begin Input

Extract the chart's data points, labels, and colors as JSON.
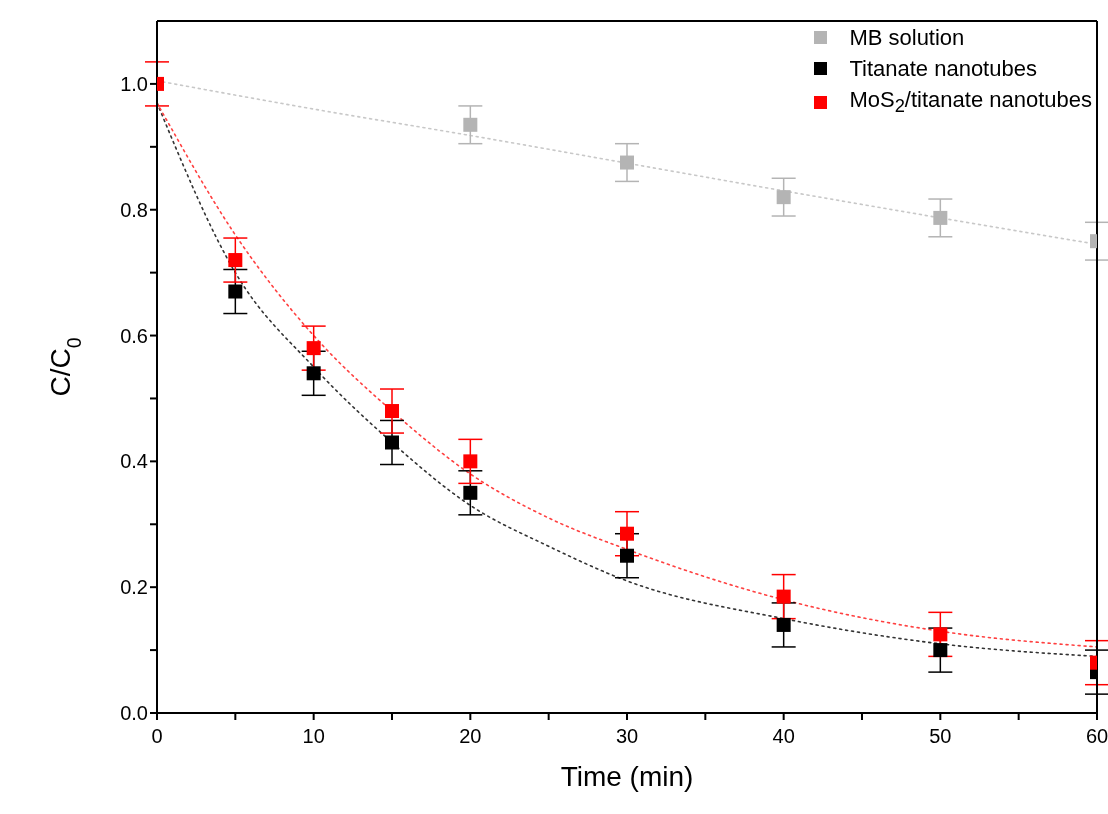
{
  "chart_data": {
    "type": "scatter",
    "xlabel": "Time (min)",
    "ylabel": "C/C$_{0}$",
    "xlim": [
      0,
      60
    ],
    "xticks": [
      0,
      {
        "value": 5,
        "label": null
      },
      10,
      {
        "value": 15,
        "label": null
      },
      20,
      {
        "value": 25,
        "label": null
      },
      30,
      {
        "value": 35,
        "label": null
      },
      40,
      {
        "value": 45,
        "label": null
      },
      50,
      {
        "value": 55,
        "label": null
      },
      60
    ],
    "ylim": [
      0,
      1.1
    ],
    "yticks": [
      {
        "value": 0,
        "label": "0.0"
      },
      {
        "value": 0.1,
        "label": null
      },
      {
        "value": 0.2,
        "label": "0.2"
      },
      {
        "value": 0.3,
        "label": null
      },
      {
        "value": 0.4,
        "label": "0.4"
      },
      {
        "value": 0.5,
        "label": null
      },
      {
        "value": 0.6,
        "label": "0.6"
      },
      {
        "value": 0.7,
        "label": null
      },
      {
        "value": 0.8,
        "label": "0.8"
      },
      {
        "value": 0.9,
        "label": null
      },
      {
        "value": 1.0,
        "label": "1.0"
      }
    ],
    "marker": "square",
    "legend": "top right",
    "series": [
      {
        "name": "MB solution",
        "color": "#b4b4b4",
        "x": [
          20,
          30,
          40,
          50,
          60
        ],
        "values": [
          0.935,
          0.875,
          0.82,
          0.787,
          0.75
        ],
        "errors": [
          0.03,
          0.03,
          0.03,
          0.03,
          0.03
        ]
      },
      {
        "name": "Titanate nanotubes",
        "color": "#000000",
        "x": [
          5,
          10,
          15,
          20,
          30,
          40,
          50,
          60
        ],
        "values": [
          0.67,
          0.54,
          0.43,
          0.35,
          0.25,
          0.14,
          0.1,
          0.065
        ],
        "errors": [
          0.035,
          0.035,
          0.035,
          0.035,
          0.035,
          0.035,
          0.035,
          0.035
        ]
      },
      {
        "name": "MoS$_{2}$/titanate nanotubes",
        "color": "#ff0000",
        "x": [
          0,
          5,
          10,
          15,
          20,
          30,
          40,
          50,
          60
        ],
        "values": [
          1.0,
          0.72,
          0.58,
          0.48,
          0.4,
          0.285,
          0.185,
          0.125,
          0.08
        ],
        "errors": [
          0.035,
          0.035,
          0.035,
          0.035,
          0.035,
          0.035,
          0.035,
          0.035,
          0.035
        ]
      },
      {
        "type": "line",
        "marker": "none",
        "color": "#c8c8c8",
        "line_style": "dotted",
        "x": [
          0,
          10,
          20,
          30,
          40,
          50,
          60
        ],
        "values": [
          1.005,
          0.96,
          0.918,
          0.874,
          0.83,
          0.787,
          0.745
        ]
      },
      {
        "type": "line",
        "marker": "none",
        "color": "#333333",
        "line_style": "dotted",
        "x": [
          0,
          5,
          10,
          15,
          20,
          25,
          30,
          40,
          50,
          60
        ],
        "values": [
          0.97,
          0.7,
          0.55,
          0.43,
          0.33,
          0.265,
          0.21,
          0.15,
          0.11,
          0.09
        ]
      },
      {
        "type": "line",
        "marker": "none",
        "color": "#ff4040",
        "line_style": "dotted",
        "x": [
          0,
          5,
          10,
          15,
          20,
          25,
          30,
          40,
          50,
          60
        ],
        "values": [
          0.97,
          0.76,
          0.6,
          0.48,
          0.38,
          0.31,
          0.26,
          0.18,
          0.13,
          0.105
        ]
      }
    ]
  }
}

end Input

Task to complete: Make an exact copy of the data above, pictures excluded.

Answer to the task:
Extract the chart's data points, labels, and colors as JSON.
{
  "chart_data": {
    "type": "scatter",
    "xlabel": "Time (min)",
    "ylabel": "C/C$_{0}$",
    "xlim": [
      0,
      60
    ],
    "xticks": [
      0,
      {
        "value": 5,
        "label": null
      },
      10,
      {
        "value": 15,
        "label": null
      },
      20,
      {
        "value": 25,
        "label": null
      },
      30,
      {
        "value": 35,
        "label": null
      },
      40,
      {
        "value": 45,
        "label": null
      },
      50,
      {
        "value": 55,
        "label": null
      },
      60
    ],
    "ylim": [
      0,
      1.1
    ],
    "yticks": [
      {
        "value": 0,
        "label": "0.0"
      },
      {
        "value": 0.1,
        "label": null
      },
      {
        "value": 0.2,
        "label": "0.2"
      },
      {
        "value": 0.3,
        "label": null
      },
      {
        "value": 0.4,
        "label": "0.4"
      },
      {
        "value": 0.5,
        "label": null
      },
      {
        "value": 0.6,
        "label": "0.6"
      },
      {
        "value": 0.7,
        "label": null
      },
      {
        "value": 0.8,
        "label": "0.8"
      },
      {
        "value": 0.9,
        "label": null
      },
      {
        "value": 1.0,
        "label": "1.0"
      }
    ],
    "marker": "square",
    "legend": "top right",
    "series": [
      {
        "name": "MB solution",
        "color": "#b4b4b4",
        "x": [
          20,
          30,
          40,
          50,
          60
        ],
        "values": [
          0.935,
          0.875,
          0.82,
          0.787,
          0.75
        ],
        "errors": [
          0.03,
          0.03,
          0.03,
          0.03,
          0.03
        ]
      },
      {
        "name": "Titanate nanotubes",
        "color": "#000000",
        "x": [
          5,
          10,
          15,
          20,
          30,
          40,
          50,
          60
        ],
        "values": [
          0.67,
          0.54,
          0.43,
          0.35,
          0.25,
          0.14,
          0.1,
          0.065
        ],
        "errors": [
          0.035,
          0.035,
          0.035,
          0.035,
          0.035,
          0.035,
          0.035,
          0.035
        ]
      },
      {
        "name": "MoS$_{2}$/titanate nanotubes",
        "color": "#ff0000",
        "x": [
          0,
          5,
          10,
          15,
          20,
          30,
          40,
          50,
          60
        ],
        "values": [
          1.0,
          0.72,
          0.58,
          0.48,
          0.4,
          0.285,
          0.185,
          0.125,
          0.08
        ],
        "errors": [
          0.035,
          0.035,
          0.035,
          0.035,
          0.035,
          0.035,
          0.035,
          0.035,
          0.035
        ]
      },
      {
        "type": "line",
        "marker": "none",
        "color": "#c8c8c8",
        "line_style": "dotted",
        "x": [
          0,
          10,
          20,
          30,
          40,
          50,
          60
        ],
        "values": [
          1.005,
          0.96,
          0.918,
          0.874,
          0.83,
          0.787,
          0.745
        ]
      },
      {
        "type": "line",
        "marker": "none",
        "color": "#333333",
        "line_style": "dotted",
        "x": [
          0,
          5,
          10,
          15,
          20,
          25,
          30,
          40,
          50,
          60
        ],
        "values": [
          0.97,
          0.7,
          0.55,
          0.43,
          0.33,
          0.265,
          0.21,
          0.15,
          0.11,
          0.09
        ]
      },
      {
        "type": "line",
        "marker": "none",
        "color": "#ff4040",
        "line_style": "dotted",
        "x": [
          0,
          5,
          10,
          15,
          20,
          25,
          30,
          40,
          50,
          60
        ],
        "values": [
          0.97,
          0.76,
          0.6,
          0.48,
          0.38,
          0.31,
          0.26,
          0.18,
          0.13,
          0.105
        ]
      }
    ]
  }
}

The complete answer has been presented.